■ Stored data entries:
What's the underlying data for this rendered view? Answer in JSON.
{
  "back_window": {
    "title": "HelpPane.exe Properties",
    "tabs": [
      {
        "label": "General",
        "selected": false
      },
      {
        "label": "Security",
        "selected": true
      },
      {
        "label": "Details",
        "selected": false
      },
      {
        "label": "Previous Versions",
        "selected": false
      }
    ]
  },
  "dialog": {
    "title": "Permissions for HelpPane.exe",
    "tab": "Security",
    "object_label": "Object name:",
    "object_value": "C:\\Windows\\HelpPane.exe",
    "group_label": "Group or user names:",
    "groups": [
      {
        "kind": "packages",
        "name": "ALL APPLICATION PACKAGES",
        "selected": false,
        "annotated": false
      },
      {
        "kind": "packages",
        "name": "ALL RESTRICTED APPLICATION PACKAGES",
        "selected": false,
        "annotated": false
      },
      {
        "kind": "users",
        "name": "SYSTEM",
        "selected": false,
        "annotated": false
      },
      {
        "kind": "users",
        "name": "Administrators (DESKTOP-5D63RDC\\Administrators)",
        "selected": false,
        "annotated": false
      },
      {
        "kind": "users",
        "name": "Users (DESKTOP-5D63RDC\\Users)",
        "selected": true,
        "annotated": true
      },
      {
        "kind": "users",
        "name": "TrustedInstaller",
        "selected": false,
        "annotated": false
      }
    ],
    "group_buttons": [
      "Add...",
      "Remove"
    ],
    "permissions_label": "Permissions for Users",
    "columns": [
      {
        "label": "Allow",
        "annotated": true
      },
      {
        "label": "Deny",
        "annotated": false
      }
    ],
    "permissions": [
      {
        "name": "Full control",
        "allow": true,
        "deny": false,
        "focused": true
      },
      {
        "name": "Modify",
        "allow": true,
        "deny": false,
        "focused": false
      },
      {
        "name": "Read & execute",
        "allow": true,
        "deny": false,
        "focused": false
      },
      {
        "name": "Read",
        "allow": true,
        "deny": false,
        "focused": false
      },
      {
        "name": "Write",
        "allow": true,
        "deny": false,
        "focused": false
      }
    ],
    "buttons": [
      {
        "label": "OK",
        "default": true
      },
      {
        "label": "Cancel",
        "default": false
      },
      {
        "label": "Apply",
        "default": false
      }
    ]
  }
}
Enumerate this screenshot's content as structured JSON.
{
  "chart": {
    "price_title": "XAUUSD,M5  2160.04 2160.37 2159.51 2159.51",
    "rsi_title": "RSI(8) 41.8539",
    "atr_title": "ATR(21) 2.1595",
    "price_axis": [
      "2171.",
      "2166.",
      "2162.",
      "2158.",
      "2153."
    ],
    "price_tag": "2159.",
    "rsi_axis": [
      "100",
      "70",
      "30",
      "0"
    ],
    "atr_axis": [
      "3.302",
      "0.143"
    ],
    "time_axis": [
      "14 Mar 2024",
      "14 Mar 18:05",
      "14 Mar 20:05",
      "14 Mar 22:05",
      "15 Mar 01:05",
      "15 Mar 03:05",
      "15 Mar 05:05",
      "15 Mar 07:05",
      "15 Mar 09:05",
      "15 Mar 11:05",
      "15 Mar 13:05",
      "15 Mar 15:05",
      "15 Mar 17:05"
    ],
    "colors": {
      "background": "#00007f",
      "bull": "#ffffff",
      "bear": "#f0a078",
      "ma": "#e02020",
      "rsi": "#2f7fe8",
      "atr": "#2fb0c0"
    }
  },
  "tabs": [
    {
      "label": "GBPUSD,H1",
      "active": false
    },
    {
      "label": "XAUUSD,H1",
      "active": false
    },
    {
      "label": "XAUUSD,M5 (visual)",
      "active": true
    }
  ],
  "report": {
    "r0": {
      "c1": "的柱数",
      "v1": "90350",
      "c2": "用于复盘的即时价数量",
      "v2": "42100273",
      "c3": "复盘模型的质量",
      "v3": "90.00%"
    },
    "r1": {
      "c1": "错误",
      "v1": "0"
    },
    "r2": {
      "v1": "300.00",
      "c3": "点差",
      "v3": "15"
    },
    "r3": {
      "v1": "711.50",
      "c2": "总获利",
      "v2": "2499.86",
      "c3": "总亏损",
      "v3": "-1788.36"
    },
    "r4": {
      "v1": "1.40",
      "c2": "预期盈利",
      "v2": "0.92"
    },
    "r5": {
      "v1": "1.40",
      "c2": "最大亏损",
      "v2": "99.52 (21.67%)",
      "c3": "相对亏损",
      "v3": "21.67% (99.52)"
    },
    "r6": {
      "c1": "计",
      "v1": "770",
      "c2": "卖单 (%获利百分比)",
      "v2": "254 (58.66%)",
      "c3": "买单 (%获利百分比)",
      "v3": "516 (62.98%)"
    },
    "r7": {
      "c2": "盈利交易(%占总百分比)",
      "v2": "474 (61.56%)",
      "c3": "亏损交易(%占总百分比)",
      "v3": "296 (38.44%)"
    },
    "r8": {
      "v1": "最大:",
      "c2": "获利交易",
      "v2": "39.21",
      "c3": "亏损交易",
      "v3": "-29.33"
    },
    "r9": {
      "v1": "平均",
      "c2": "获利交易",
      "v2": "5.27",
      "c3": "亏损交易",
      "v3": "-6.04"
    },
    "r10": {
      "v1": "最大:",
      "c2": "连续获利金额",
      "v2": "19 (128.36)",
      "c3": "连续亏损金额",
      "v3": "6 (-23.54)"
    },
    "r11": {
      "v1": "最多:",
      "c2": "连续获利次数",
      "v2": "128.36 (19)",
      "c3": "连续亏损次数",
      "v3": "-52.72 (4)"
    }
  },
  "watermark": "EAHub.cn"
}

■ PROBLEM TO WORK ON: Can you restate every record above word for word?

■ SOLUTION BELOW:
What's the underlying data for this rendered view? Answer in JSON.
{
  "back_window": {
    "title": "HelpPane.exe Properties",
    "tabs": [
      {
        "label": "General",
        "selected": false
      },
      {
        "label": "Security",
        "selected": true
      },
      {
        "label": "Details",
        "selected": false
      },
      {
        "label": "Previous Versions",
        "selected": false
      }
    ]
  },
  "dialog": {
    "title": "Permissions for HelpPane.exe",
    "tab": "Security",
    "object_label": "Object name:",
    "object_value": "C:\\Windows\\HelpPane.exe",
    "group_label": "Group or user names:",
    "groups": [
      {
        "kind": "packages",
        "name": "ALL APPLICATION PACKAGES",
        "selected": false,
        "annotated": false
      },
      {
        "kind": "packages",
        "name": "ALL RESTRICTED APPLICATION PACKAGES",
        "selected": false,
        "annotated": false
      },
      {
        "kind": "users",
        "name": "SYSTEM",
        "selected": false,
        "annotated": false
      },
      {
        "kind": "users",
        "name": "Administrators (DESKTOP-5D63RDC\\Administrators)",
        "selected": false,
        "annotated": false
      },
      {
        "kind": "users",
        "name": "Users (DESKTOP-5D63RDC\\Users)",
        "selected": true,
        "annotated": true
      },
      {
        "kind": "users",
        "name": "TrustedInstaller",
        "selected": false,
        "annotated": false
      }
    ],
    "group_buttons": [
      "Add...",
      "Remove"
    ],
    "permissions_label": "Permissions for Users",
    "columns": [
      {
        "label": "Allow",
        "annotated": true
      },
      {
        "label": "Deny",
        "annotated": false
      }
    ],
    "permissions": [
      {
        "name": "Full control",
        "allow": true,
        "deny": false,
        "focused": true
      },
      {
        "name": "Modify",
        "allow": true,
        "deny": false,
        "focused": false
      },
      {
        "name": "Read & execute",
        "allow": true,
        "deny": false,
        "focused": false
      },
      {
        "name": "Read",
        "allow": true,
        "deny": false,
        "focused": false
      },
      {
        "name": "Write",
        "allow": true,
        "deny": false,
        "focused": false
      }
    ],
    "buttons": [
      {
        "label": "OK",
        "default": true
      },
      {
        "label": "Cancel",
        "default": false
      },
      {
        "label": "Apply",
        "default": false
      }
    ]
  }
}
Enumerate this screenshot's content as structured JSON.
{
  "chart": {
    "price_title": "XAUUSD,M5  2160.04 2160.37 2159.51 2159.51",
    "rsi_title": "RSI(8) 41.8539",
    "atr_title": "ATR(21) 2.1595",
    "price_axis": [
      "2171.",
      "2166.",
      "2162.",
      "2158.",
      "2153."
    ],
    "price_tag": "2159.",
    "rsi_axis": [
      "100",
      "70",
      "30",
      "0"
    ],
    "atr_axis": [
      "3.302",
      "0.143"
    ],
    "time_axis": [
      "14 Mar 2024",
      "14 Mar 18:05",
      "14 Mar 20:05",
      "14 Mar 22:05",
      "15 Mar 01:05",
      "15 Mar 03:05",
      "15 Mar 05:05",
      "15 Mar 07:05",
      "15 Mar 09:05",
      "15 Mar 11:05",
      "15 Mar 13:05",
      "15 Mar 15:05",
      "15 Mar 17:05"
    ],
    "colors": {
      "background": "#00007f",
      "bull": "#ffffff",
      "bear": "#f0a078",
      "ma": "#e02020",
      "rsi": "#2f7fe8",
      "atr": "#2fb0c0"
    }
  },
  "tabs": [
    {
      "label": "GBPUSD,H1",
      "active": false
    },
    {
      "label": "XAUUSD,H1",
      "active": false
    },
    {
      "label": "XAUUSD,M5 (visual)",
      "active": true
    }
  ],
  "report": {
    "r0": {
      "c1": "的柱数",
      "v1": "90350",
      "c2": "用于复盘的即时价数量",
      "v2": "42100273",
      "c3": "复盘模型的质量",
      "v3": "90.00%"
    },
    "r1": {
      "c1": "错误",
      "v1": "0"
    },
    "r2": {
      "v1": "300.00",
      "c3": "点差",
      "v3": "15"
    },
    "r3": {
      "v1": "711.50",
      "c2": "总获利",
      "v2": "2499.86",
      "c3": "总亏损",
      "v3": "-1788.36"
    },
    "r4": {
      "v1": "1.40",
      "c2": "预期盈利",
      "v2": "0.92"
    },
    "r5": {
      "v1": "1.40",
      "c2": "最大亏损",
      "v2": "99.52 (21.67%)",
      "c3": "相对亏损",
      "v3": "21.67% (99.52)"
    },
    "r6": {
      "c1": "计",
      "v1": "770",
      "c2": "卖单 (%获利百分比)",
      "v2": "254 (58.66%)",
      "c3": "买单 (%获利百分比)",
      "v3": "516 (62.98%)"
    },
    "r7": {
      "c2": "盈利交易(%占总百分比)",
      "v2": "474 (61.56%)",
      "c3": "亏损交易(%占总百分比)",
      "v3": "296 (38.44%)"
    },
    "r8": {
      "v1": "最大:",
      "c2": "获利交易",
      "v2": "39.21",
      "c3": "亏损交易",
      "v3": "-29.33"
    },
    "r9": {
      "v1": "平均",
      "c2": "获利交易",
      "v2": "5.27",
      "c3": "亏损交易",
      "v3": "-6.04"
    },
    "r10": {
      "v1": "最大:",
      "c2": "连续获利金额",
      "v2": "19 (128.36)",
      "c3": "连续亏损金额",
      "v3": "6 (-23.54)"
    },
    "r11": {
      "v1": "最多:",
      "c2": "连续获利次数",
      "v2": "128.36 (19)",
      "c3": "连续亏损次数",
      "v3": "-52.72 (4)"
    }
  },
  "watermark": "EAHub.cn"
}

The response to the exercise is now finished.